Edit the lines of the listing starting at the line containing "Patent image size: (854, 676)." and ending at the line containing "The driver 108 is at (393, 488).", replacing "gimbaled" with "articulated" and keeping all else the same. Give back only those lines.

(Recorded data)
----------

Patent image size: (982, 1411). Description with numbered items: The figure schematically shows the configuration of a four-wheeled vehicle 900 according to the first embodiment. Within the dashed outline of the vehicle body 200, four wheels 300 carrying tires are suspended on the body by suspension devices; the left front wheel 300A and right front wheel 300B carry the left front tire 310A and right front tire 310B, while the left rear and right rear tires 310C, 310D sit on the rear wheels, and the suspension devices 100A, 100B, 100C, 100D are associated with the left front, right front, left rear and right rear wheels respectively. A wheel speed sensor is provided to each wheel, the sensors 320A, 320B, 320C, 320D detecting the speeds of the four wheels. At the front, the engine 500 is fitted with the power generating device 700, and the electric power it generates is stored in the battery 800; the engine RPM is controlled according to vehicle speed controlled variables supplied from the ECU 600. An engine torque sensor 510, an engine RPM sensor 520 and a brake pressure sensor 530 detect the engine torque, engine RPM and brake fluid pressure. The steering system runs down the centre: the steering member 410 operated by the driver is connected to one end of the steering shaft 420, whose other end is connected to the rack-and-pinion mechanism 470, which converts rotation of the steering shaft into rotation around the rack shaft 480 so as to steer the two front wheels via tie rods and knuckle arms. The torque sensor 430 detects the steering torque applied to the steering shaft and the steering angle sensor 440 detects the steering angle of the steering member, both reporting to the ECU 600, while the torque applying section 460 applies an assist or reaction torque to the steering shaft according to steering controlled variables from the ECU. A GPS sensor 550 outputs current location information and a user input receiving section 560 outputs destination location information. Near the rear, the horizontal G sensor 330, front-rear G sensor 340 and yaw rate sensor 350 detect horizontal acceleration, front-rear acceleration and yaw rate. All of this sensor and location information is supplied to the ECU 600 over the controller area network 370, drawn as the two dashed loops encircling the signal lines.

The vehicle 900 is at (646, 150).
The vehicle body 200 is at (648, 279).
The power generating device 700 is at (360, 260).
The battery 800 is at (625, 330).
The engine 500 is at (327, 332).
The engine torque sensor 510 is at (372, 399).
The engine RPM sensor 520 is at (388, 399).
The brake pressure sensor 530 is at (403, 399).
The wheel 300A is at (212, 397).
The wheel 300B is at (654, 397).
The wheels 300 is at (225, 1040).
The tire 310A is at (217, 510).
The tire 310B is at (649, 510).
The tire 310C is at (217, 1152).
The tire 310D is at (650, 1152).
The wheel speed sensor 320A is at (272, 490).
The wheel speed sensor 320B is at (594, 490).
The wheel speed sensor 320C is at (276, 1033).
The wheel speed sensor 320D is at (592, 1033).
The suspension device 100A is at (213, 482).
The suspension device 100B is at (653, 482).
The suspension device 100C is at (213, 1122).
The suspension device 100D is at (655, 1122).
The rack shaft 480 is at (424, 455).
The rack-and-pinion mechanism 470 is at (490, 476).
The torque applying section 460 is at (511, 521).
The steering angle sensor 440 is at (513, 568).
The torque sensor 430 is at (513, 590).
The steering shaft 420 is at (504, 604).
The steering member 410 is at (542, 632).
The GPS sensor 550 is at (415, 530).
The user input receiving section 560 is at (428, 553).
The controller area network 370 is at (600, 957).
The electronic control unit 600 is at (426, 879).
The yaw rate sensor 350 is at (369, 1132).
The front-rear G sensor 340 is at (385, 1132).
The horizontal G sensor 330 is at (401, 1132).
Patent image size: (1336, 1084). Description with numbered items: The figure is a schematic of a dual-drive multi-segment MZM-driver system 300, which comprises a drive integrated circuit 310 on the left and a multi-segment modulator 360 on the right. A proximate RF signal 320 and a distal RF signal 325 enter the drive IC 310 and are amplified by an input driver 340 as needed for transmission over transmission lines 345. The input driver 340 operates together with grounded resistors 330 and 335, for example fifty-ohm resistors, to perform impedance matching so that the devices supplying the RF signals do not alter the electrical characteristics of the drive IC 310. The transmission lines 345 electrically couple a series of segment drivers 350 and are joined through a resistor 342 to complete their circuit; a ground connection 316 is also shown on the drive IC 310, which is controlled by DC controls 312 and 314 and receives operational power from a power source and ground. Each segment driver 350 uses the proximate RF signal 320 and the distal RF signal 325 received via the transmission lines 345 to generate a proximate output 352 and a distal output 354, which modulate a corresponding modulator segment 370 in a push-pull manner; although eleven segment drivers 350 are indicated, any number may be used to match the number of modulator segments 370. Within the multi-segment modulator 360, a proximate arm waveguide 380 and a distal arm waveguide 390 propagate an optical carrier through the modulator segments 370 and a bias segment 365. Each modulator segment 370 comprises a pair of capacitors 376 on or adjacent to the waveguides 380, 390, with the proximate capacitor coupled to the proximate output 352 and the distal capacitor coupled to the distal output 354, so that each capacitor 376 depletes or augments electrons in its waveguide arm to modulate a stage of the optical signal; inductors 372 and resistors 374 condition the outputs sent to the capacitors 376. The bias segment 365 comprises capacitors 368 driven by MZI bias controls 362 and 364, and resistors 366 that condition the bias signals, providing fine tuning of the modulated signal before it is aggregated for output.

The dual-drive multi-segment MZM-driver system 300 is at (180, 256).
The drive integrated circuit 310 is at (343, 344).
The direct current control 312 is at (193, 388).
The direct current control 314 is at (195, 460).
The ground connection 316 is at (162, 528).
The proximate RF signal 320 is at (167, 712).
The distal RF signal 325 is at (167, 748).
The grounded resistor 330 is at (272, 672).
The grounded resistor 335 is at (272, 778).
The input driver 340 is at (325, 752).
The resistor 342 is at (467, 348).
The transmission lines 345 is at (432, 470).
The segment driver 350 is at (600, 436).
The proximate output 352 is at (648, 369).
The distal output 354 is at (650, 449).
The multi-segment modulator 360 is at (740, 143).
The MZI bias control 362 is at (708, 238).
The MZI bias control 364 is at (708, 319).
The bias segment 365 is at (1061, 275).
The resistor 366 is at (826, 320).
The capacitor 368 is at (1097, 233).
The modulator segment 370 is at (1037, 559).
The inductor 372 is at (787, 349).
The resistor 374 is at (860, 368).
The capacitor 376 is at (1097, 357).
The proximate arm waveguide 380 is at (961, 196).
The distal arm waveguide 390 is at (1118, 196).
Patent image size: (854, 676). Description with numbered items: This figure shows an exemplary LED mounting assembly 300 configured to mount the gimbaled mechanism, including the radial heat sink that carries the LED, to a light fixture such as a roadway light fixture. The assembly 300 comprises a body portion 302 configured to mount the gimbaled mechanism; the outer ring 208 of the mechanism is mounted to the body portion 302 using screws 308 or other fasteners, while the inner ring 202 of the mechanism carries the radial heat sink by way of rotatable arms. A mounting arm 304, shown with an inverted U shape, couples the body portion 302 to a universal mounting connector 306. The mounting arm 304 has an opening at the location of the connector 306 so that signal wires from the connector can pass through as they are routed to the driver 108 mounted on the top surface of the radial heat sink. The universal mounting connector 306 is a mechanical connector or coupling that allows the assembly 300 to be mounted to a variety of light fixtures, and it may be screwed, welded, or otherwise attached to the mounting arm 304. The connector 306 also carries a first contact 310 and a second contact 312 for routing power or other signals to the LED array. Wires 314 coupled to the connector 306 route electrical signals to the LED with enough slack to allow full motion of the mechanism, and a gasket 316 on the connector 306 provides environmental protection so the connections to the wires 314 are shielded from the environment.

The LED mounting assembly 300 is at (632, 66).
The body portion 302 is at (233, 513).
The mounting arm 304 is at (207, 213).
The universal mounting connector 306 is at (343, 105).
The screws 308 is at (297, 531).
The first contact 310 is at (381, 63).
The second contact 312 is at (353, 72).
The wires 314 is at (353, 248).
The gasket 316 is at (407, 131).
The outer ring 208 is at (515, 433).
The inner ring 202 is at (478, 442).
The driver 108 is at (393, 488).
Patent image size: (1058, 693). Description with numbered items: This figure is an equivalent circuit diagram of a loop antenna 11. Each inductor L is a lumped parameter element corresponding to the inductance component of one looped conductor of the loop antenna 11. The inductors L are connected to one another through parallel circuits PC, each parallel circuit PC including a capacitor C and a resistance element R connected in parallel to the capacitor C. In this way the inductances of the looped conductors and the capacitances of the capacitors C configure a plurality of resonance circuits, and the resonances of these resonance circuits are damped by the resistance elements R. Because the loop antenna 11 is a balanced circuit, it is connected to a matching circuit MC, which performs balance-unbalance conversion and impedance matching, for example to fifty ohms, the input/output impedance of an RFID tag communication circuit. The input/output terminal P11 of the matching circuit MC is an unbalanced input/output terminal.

----------

→ THE ANSWER
Patent image size: (854, 676). Description with numbered items: This figure shows an exemplary LED mounting assembly 300 configured to mount the articulated mechanism, including the radial heat sink that carries the LED, to a light fixture such as a roadway light fixture. The assembly 300 comprises a body portion 302 configured to mount the articulated mechanism; the outer ring 208 of the mechanism is mounted to the body portion 302 using screws 308 or other fasteners, while the inner ring 202 of the mechanism carries the radial heat sink by way of rotatable arms. A mounting arm 304, shown with an inverted U shape, couples the body portion 302 to a universal mounting connector 306. The mounting arm 304 has an opening at the location of the connector 306 so that signal wires from the connector can pass through as they are routed to the driver 108 mounted on the top surface of the radial heat sink. The universal mounting connector 306 is a mechanical connector or coupling that allows the assembly 300 to be mounted to a variety of light fixtures, and it may be screwed, welded, or otherwise attached to the mounting arm 304. The connector 306 also carries a first contact 310 and a second contact 312 for routing power or other signals to the LED array. Wires 314 coupled to the connector 306 route electrical signals to the LED with enough slack to allow full motion of the mechanism, and a gasket 316 on the connector 306 provides environmental protection so the connections to the wires 314 are shielded from the environment.

The LED mounting assembly 300 is at (632, 66).
The body portion 302 is at (233, 513).
The mounting arm 304 is at (207, 213).
The universal mounting connector 306 is at (343, 105).
The screws 308 is at (297, 531).
The first contact 310 is at (381, 63).
The second contact 312 is at (353, 72).
The wires 314 is at (353, 248).
The gasket 316 is at (407, 131).
The outer ring 208 is at (515, 433).
The inner ring 202 is at (478, 442).
The driver 108 is at (393, 488).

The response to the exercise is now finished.